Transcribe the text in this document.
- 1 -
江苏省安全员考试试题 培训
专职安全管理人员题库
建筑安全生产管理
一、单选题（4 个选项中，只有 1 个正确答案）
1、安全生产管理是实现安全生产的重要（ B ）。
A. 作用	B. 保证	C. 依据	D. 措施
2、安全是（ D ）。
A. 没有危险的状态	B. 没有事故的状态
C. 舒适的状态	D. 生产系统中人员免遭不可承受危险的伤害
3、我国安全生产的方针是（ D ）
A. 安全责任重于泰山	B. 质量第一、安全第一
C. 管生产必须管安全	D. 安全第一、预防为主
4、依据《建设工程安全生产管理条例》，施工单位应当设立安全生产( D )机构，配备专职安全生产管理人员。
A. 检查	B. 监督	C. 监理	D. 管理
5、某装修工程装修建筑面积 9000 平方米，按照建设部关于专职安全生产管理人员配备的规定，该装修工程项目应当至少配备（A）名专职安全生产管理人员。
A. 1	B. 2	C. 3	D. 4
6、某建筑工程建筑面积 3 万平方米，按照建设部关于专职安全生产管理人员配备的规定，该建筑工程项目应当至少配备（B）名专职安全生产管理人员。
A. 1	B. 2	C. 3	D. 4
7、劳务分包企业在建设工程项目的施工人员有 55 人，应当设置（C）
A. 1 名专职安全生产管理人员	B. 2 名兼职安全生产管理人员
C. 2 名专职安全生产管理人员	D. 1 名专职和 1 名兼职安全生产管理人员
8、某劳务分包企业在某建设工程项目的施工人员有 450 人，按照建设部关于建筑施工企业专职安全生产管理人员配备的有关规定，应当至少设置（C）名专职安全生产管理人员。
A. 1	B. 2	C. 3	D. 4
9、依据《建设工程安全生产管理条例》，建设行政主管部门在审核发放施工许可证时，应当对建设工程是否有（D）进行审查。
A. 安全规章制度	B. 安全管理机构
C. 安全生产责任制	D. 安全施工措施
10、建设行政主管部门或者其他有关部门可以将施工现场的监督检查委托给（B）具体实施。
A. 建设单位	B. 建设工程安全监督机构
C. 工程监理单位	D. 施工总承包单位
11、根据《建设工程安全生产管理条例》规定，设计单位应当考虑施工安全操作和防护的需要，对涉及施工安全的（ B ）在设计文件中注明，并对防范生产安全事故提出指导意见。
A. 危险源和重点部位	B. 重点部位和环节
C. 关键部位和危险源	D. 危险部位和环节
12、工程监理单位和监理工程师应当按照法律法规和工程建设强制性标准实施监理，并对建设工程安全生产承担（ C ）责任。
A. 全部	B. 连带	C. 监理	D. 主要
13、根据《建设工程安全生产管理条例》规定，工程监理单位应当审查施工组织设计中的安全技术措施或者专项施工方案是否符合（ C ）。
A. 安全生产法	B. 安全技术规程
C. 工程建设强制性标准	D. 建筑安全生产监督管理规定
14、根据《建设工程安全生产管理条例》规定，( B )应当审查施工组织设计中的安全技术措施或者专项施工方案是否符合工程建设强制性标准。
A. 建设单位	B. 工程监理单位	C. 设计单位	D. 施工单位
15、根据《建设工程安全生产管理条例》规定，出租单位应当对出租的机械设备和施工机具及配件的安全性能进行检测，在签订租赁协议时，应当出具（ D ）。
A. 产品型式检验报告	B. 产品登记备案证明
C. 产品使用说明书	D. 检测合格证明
- - - - - - -
What is expected | Read through the entries and copy every line that includes "建设工程安全生产管理条例".

Exercise solution |
4、依据《建设工程安全生产管理条例》，施工单位应当设立安全生产( D )机构，配备专职安全生产管理人员。
9、依据《建设工程安全生产管理条例》，建设行政主管部门在审核发放施工许可证时，应当对建设工程是否有（D）进行审查。
11、根据《建设工程安全生产管理条例》规定，设计单位应当考虑施工安全操作和防护的需要，对涉及施工安全的（ B ）在设计文件中注明，并对防范生产安全事故提出指导意见。
13、根据《建设工程安全生产管理条例》规定，工程监理单位应当审查施工组织设计中的安全技术措施或者专项施工方案是否符合（ C ）。
14、根据《建设工程安全生产管理条例》规定，( B )应当审查施工组织设计中的安全技术措施或者专项施工方案是否符合工程建设强制性标准。
15、根据《建设工程安全生产管理条例》规定，出租单位应当对出租的机械设备和施工机具及配件的安全性能进行检测，在签订租赁协议时，应当出具（ D ）。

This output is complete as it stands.